Write the data below out exactly as it stands. Do not include the pictures.

** Extracted material **
****
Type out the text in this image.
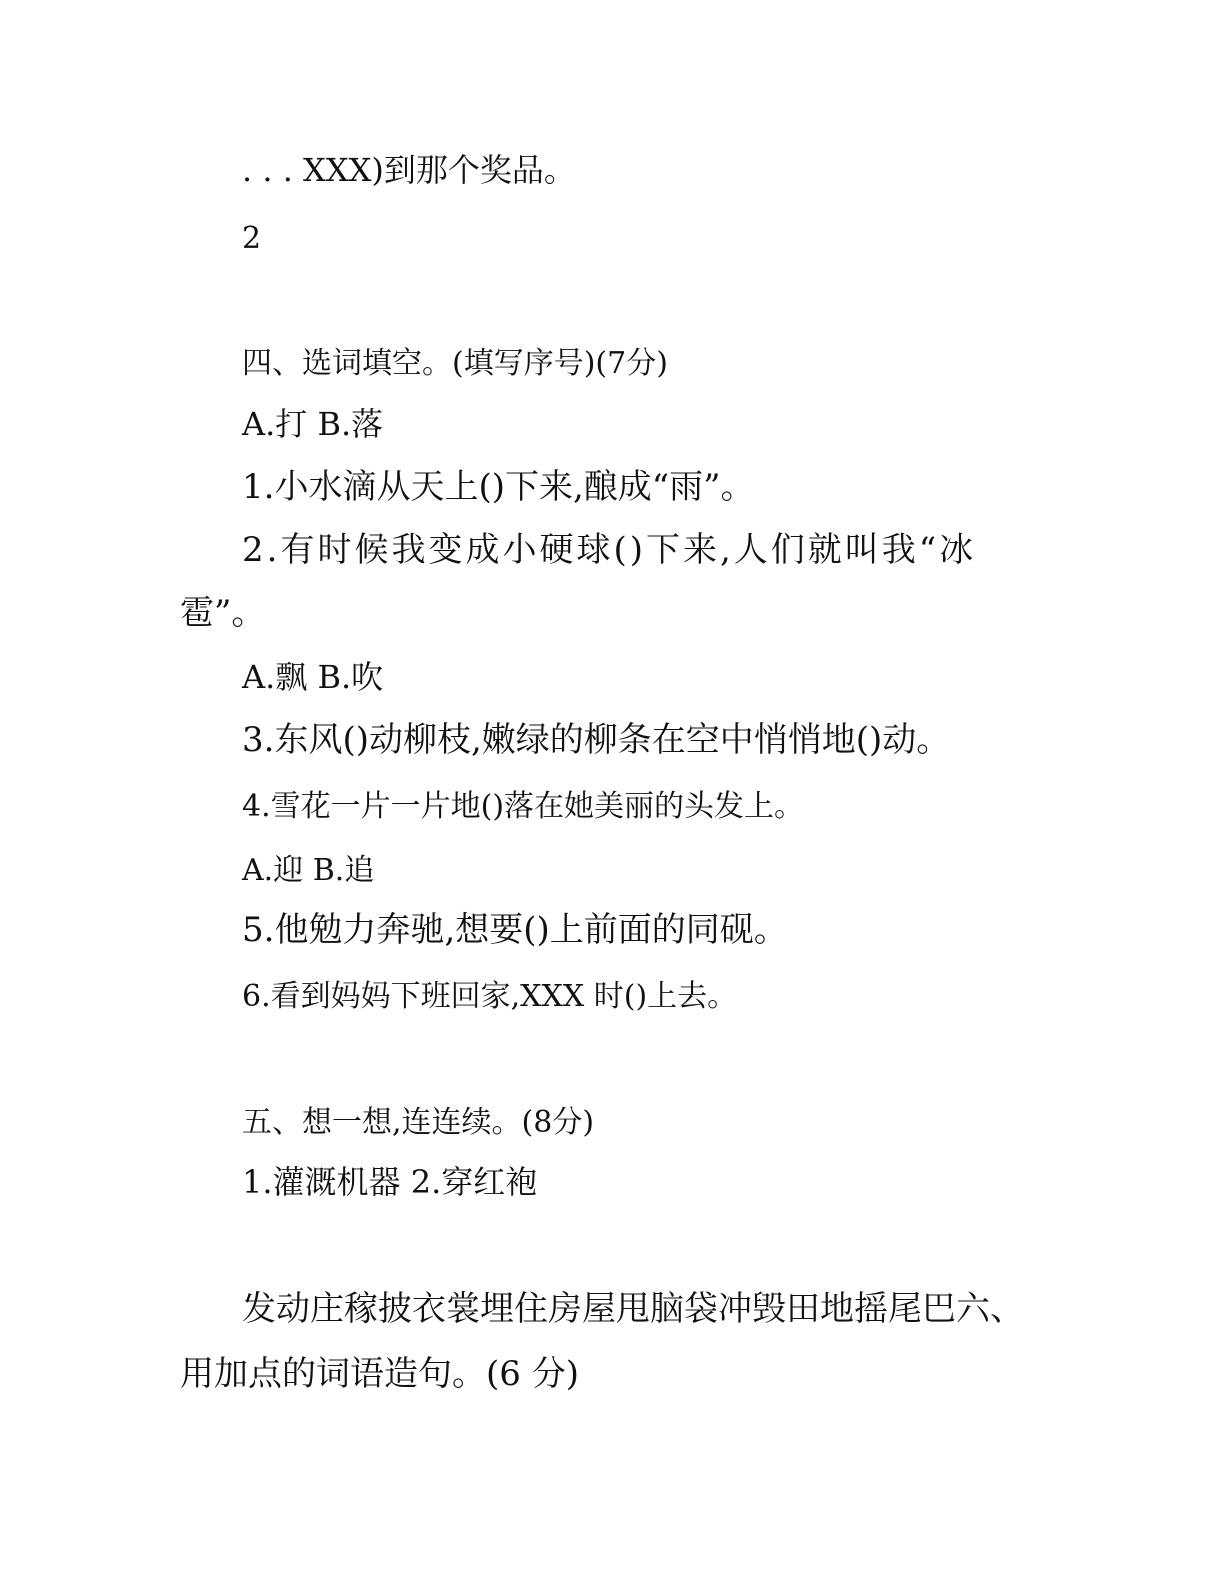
. . . XXX)到那个奖品。
2
四、选词填空。(填写序号)(7分)
A.打 B.落
1.小水滴从天上()下来,酿成“雨”。
2.有时候我变成小硬球()下来,人们就叫我“冰
雹”。
A.飘 B.吹
3.东风()动柳枝,嫩绿的柳条在空中悄悄地()动。
4.雪花一片一片地()落在她美丽的头发上。
A.迎 B.追
5.他勉力奔驰,想要()上前面的同砚。
6.看到妈妈下班回家,XXX 时()上去。
五、想一想,连连续。(8分)
1.灌溉机器 2.穿红袍
发动庄稼披衣裳埋住房屋甩脑袋冲毁田地摇尾巴六、
用加点的词语造句。(6 分)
****
** Solution below **
Type out the text in this image.
. . . XXX)到那个奖品。
2
四、选词填空。(填写序号)(7分)
A.打 B.落
1.小水滴从天上()下来,酿成“雨”。
2.有时候我变成小硬球()下来,人们就叫我“冰
雹”。
A.飘 B.吹
3.东风()动柳枝,嫩绿的柳条在空中悄悄地()动。
4.雪花一片一片地()落在她美丽的头发上。
A.迎 B.追
5.他勉力奔驰,想要()上前面的同砚。
6.看到妈妈下班回家,XXX 时()上去。
五、想一想,连连续。(8分)
1.灌溉机器 2.穿红袍
发动庄稼披衣裳埋住房屋甩脑袋冲毁田地摇尾巴六、
用加点的词语造句。(6 分)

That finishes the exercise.